- [Instructions to follow]
Every line holding the word "einen" counts once. Give the total, nothing more.

───── Material for the task

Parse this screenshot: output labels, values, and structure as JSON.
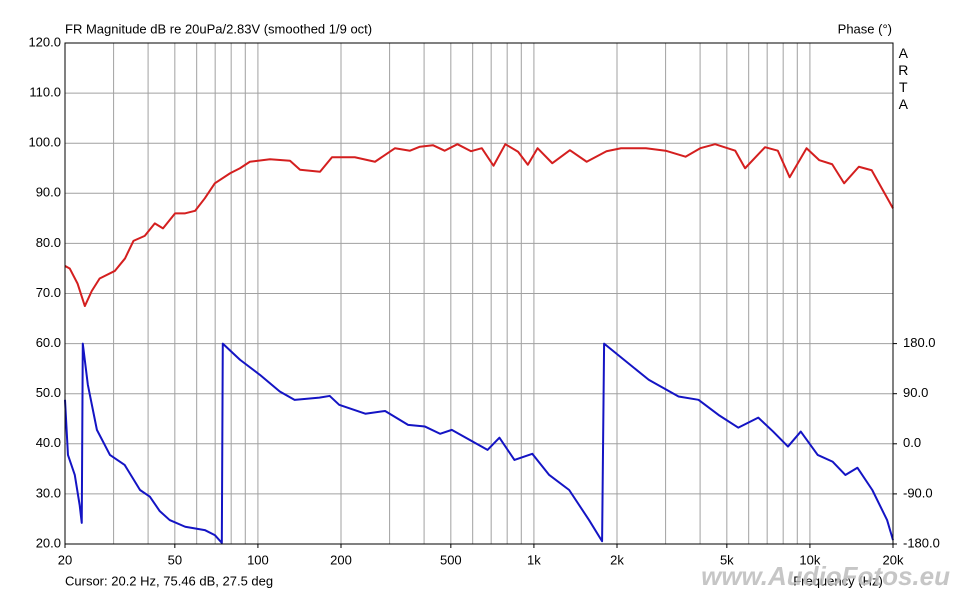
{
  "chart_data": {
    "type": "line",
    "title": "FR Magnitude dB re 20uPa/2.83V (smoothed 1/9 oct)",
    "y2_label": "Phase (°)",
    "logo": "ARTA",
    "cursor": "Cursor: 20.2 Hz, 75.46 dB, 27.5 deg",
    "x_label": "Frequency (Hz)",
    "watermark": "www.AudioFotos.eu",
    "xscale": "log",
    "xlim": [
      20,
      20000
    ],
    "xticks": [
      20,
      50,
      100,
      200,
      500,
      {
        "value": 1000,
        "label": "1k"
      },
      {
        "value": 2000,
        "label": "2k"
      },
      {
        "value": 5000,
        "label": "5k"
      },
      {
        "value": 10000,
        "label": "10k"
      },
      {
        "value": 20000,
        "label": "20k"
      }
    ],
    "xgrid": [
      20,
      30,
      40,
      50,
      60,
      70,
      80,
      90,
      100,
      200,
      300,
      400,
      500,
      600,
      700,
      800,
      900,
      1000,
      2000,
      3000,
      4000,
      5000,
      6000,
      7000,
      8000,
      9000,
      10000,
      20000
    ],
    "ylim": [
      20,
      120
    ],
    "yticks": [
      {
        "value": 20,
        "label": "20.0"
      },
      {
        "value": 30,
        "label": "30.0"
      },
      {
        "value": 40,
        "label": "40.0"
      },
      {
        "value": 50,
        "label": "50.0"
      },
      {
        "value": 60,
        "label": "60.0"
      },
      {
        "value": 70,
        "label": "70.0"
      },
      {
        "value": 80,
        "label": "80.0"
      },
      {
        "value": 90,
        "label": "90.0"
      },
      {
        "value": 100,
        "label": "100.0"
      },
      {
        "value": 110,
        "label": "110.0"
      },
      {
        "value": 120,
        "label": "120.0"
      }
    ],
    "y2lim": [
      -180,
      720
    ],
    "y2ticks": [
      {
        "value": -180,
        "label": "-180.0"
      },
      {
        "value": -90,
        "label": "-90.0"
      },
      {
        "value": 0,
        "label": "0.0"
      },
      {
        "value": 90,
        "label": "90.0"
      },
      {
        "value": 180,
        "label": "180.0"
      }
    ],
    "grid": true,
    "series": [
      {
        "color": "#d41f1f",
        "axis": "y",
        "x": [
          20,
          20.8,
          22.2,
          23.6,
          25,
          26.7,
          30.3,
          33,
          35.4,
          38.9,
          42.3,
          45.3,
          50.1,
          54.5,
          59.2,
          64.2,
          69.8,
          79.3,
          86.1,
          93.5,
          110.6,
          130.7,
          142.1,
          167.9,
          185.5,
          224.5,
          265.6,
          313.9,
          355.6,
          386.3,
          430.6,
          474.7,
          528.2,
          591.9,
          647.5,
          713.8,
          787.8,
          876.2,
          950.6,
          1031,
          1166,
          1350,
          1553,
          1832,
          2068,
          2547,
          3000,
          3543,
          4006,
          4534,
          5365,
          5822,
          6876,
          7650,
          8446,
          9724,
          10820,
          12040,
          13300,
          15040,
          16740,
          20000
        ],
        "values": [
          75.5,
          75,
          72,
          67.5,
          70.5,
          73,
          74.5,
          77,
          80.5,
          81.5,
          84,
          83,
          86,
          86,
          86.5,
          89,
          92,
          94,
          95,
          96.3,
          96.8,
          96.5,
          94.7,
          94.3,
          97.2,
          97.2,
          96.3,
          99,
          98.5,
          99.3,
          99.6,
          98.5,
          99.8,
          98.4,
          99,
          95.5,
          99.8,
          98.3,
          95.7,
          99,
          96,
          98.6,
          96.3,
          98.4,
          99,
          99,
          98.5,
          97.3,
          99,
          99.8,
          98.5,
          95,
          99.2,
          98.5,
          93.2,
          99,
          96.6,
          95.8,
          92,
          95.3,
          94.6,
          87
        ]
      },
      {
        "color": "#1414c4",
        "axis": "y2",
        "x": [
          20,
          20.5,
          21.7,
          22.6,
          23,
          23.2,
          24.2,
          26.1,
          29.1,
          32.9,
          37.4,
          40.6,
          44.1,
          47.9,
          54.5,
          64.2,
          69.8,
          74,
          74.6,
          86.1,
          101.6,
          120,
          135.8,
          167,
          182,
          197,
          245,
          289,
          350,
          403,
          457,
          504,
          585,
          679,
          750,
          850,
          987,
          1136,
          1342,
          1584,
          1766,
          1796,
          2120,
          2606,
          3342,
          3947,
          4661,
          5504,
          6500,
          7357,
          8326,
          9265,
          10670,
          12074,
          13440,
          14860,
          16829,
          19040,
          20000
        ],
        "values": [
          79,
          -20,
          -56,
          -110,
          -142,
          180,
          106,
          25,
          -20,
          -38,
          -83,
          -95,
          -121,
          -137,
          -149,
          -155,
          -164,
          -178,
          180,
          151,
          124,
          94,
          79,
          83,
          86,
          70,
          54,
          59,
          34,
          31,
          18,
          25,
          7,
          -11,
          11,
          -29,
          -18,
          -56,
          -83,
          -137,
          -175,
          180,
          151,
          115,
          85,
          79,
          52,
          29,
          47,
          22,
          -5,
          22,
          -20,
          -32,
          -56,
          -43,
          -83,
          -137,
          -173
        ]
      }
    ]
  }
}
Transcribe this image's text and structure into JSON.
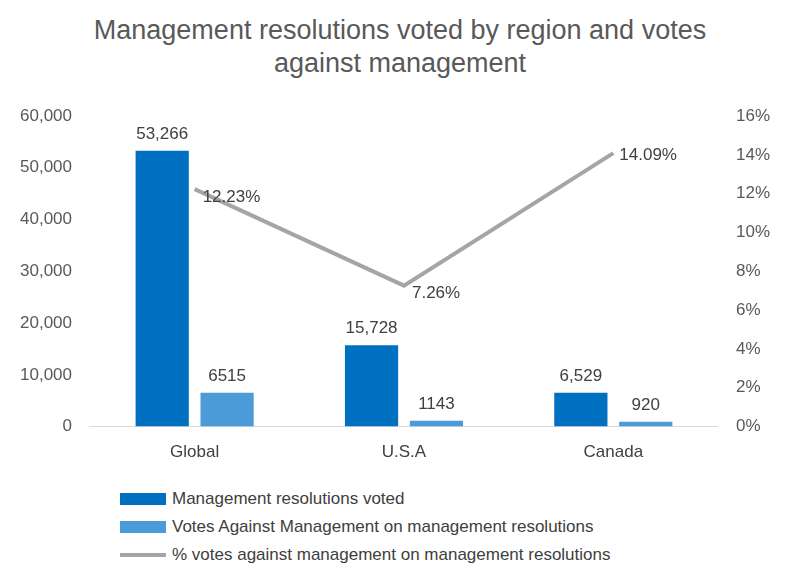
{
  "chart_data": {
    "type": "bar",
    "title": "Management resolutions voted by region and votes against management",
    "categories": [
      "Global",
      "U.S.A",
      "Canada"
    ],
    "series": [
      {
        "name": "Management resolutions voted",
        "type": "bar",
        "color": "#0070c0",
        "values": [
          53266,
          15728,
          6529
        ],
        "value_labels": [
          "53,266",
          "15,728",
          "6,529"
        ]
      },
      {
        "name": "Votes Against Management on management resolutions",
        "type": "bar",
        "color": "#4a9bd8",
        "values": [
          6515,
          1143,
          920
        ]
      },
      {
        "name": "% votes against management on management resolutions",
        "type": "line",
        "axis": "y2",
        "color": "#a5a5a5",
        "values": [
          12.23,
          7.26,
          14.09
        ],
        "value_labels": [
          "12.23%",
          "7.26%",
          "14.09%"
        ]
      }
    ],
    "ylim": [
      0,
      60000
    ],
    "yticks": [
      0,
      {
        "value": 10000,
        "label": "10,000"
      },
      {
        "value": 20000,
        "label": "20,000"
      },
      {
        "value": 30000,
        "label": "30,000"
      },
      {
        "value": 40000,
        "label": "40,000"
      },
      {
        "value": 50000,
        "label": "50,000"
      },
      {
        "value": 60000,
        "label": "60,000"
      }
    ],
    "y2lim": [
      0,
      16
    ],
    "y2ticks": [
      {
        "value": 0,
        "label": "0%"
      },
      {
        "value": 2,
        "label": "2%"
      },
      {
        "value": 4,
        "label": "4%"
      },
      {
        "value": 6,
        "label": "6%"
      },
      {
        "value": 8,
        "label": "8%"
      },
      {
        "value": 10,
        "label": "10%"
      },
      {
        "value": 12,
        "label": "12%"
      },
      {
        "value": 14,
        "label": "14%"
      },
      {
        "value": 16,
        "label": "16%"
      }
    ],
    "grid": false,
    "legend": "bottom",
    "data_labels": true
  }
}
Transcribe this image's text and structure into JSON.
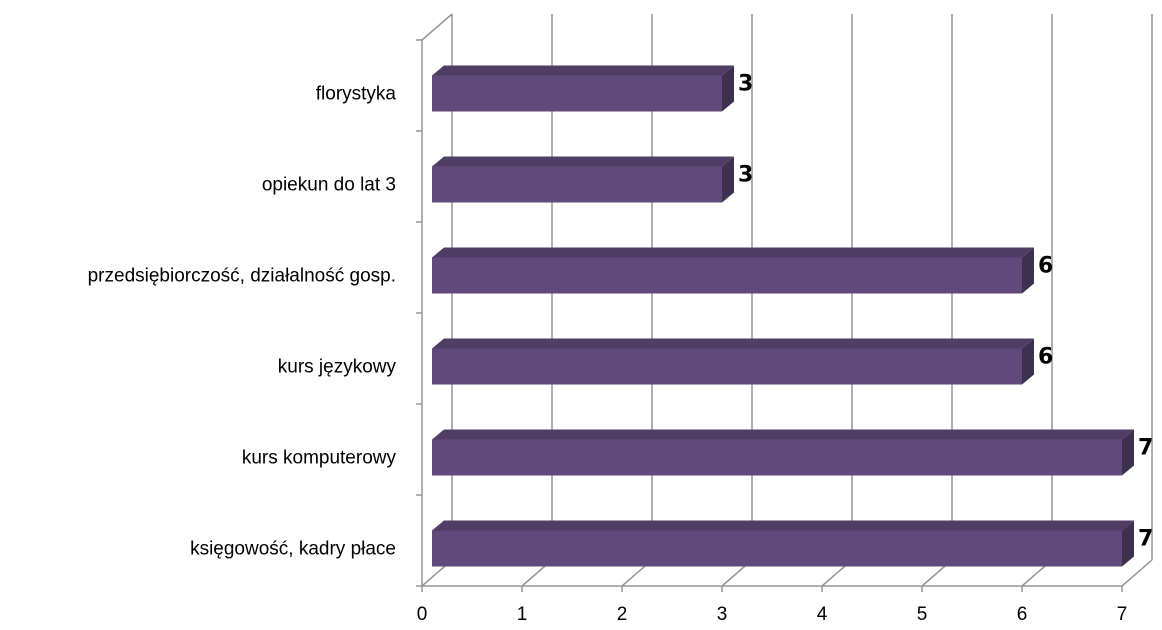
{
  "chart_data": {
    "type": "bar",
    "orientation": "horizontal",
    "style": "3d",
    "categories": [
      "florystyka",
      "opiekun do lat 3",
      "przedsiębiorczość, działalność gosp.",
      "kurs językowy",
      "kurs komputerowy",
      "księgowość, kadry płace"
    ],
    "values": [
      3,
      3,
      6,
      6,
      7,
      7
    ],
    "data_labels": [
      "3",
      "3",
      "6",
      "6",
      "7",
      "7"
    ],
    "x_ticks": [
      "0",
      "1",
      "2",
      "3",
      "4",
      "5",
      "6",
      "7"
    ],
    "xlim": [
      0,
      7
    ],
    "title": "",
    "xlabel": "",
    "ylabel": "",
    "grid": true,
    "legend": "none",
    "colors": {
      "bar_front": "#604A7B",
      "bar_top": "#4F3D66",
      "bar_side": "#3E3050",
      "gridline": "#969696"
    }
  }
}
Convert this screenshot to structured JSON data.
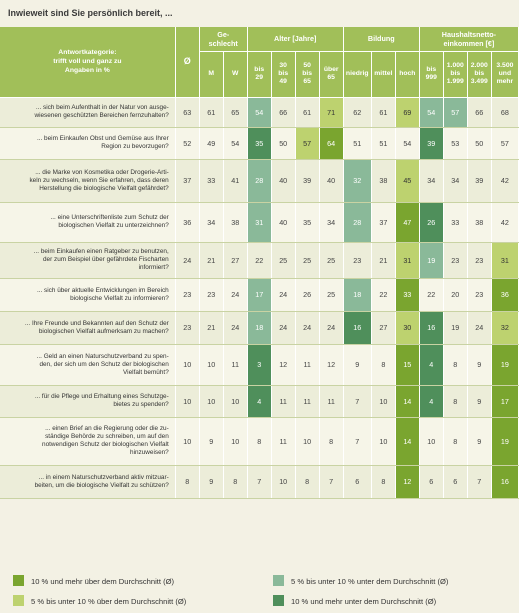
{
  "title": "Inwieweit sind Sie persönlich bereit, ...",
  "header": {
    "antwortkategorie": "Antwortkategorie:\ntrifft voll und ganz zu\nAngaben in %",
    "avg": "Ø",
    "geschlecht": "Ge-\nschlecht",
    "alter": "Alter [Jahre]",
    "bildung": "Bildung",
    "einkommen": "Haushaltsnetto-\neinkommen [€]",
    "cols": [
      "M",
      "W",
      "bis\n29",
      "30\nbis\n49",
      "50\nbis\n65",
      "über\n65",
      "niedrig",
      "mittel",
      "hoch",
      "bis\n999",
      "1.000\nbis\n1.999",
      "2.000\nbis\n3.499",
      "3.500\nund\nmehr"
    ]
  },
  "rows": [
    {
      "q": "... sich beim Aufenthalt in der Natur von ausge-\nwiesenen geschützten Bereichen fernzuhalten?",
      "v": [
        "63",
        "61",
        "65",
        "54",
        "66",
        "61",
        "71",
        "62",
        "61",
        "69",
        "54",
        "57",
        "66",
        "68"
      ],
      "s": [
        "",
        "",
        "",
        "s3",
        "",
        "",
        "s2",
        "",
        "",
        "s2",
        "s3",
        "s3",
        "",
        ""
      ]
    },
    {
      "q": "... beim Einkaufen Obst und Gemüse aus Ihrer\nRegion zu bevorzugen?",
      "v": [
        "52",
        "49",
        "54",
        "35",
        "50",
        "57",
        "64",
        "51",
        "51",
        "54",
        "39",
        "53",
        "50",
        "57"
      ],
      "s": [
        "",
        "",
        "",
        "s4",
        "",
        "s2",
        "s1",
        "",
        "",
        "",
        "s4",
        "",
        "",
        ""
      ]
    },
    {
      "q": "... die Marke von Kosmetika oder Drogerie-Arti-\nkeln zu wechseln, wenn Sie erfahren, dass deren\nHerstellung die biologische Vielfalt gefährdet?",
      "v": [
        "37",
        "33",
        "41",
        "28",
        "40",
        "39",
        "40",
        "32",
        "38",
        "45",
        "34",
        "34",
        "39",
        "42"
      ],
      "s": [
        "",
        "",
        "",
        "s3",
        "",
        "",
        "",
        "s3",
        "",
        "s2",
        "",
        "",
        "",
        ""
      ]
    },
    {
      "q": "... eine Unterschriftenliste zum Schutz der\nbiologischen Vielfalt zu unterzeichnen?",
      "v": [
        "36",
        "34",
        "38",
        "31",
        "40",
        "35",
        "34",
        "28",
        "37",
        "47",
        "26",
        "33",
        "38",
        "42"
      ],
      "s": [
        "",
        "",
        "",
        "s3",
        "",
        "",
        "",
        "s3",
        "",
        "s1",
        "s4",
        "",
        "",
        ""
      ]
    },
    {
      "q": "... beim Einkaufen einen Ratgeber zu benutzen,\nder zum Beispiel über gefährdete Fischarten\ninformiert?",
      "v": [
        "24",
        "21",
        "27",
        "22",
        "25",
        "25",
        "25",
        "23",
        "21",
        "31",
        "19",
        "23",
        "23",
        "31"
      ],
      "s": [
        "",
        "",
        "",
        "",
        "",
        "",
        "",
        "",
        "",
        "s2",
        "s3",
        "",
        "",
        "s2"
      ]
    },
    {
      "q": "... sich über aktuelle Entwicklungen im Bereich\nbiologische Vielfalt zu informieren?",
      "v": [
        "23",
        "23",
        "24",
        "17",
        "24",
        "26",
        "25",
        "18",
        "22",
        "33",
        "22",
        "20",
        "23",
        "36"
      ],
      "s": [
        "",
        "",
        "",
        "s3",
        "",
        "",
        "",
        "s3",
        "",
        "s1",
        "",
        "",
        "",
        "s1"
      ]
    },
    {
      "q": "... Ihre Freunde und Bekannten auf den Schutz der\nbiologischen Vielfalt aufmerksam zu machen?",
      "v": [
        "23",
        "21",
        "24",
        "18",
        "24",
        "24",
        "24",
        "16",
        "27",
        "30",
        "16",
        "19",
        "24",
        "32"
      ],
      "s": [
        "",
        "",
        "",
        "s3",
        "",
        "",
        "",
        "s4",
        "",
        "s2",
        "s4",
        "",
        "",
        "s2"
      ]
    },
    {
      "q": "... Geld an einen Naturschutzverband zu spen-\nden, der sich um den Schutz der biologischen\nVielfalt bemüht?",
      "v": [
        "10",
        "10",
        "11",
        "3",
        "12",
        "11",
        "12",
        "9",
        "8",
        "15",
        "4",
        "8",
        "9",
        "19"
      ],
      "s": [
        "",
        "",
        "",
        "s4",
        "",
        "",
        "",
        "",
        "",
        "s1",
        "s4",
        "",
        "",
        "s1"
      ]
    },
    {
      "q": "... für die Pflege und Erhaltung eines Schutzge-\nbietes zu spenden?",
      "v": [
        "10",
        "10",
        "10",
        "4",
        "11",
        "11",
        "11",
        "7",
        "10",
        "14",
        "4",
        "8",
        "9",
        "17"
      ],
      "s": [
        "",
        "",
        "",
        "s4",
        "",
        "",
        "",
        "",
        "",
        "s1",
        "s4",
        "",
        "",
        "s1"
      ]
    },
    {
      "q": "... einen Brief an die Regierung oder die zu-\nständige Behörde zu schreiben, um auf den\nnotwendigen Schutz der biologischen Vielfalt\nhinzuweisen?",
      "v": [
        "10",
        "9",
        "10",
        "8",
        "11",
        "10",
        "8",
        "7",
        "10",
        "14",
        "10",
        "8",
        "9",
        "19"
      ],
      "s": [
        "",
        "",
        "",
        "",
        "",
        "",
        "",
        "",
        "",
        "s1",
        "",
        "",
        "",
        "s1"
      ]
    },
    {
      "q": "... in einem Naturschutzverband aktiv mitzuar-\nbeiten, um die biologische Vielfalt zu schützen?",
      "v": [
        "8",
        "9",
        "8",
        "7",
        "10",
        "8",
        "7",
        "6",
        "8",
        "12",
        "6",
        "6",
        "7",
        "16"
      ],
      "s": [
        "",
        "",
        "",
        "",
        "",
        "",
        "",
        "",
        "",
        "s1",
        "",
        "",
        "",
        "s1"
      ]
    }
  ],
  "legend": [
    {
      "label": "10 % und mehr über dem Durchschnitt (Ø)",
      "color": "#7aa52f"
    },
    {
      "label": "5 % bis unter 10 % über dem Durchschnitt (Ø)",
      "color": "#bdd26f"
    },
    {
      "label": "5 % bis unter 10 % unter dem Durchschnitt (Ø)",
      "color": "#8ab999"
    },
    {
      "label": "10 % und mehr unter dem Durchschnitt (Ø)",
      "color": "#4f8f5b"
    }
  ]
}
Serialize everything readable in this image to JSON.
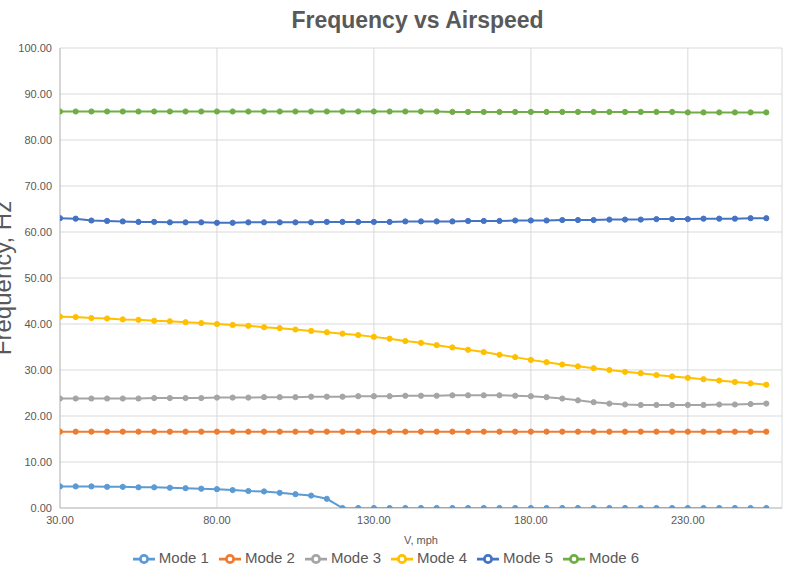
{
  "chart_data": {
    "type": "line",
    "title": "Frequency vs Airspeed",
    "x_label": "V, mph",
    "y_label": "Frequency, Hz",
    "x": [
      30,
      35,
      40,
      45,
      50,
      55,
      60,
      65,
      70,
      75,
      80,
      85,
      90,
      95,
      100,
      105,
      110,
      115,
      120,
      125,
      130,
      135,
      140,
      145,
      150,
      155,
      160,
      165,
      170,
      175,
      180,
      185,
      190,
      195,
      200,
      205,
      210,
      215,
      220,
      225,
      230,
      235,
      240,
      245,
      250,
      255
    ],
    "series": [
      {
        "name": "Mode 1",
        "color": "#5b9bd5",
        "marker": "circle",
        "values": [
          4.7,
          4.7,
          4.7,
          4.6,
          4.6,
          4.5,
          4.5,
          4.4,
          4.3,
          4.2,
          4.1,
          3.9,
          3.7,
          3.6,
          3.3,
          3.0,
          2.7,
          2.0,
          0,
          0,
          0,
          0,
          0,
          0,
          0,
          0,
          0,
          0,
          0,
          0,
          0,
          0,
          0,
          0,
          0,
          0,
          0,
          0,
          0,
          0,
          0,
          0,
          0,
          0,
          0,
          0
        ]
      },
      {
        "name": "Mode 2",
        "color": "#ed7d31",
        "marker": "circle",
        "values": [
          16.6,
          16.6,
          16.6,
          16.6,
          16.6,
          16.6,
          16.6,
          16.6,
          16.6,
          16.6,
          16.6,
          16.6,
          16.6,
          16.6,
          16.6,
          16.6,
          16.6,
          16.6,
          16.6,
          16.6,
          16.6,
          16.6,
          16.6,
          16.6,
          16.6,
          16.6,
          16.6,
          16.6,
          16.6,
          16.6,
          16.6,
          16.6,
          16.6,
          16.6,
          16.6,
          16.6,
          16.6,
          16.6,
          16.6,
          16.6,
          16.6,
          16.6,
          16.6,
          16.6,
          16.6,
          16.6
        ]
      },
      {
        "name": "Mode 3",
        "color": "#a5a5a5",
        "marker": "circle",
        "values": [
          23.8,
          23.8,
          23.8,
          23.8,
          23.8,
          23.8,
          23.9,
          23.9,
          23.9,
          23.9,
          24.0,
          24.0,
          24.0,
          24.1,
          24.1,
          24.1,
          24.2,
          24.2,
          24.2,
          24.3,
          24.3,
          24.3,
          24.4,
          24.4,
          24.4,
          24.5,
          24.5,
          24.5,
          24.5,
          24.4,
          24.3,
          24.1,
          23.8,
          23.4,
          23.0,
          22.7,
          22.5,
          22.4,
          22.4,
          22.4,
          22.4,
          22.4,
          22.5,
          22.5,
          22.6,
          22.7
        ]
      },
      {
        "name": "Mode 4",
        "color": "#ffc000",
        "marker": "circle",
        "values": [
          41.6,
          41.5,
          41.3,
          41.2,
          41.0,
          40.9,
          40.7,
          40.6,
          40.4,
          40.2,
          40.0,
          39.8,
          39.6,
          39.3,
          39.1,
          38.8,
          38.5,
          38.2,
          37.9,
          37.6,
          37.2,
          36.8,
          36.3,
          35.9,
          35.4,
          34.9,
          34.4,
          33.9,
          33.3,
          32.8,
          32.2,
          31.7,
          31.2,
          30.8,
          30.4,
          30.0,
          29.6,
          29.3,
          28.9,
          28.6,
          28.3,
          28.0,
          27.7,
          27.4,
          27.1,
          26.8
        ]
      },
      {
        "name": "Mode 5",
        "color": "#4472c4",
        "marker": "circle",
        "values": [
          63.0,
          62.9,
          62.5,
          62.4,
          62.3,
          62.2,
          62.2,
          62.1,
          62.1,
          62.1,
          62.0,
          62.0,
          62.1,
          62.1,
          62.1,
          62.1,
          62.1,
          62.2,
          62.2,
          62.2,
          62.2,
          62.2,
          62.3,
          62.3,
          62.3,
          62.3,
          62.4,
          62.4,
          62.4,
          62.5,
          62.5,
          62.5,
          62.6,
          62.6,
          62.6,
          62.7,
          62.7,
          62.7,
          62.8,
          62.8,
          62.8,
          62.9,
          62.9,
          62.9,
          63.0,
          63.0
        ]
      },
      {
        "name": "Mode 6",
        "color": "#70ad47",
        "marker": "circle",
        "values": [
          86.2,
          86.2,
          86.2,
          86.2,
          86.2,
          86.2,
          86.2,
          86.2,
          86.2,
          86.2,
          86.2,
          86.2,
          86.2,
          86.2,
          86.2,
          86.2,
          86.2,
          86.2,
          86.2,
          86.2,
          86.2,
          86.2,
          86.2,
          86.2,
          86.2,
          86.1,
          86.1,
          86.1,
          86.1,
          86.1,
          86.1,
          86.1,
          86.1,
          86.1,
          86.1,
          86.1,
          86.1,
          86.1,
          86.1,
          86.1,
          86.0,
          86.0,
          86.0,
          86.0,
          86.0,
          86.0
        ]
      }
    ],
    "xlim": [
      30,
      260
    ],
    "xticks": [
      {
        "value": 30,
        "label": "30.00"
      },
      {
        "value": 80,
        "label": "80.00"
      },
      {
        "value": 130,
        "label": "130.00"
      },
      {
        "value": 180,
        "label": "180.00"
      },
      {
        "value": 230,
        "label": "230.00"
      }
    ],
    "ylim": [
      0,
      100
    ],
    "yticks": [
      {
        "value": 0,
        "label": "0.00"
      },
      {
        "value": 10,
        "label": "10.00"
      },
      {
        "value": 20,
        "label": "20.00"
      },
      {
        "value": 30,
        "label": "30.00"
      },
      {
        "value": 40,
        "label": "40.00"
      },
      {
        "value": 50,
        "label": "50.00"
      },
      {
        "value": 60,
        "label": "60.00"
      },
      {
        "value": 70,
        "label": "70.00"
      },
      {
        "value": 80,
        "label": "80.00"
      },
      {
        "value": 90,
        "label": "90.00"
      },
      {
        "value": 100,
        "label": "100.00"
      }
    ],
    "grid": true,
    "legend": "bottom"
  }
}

──────────

- [Final result]
3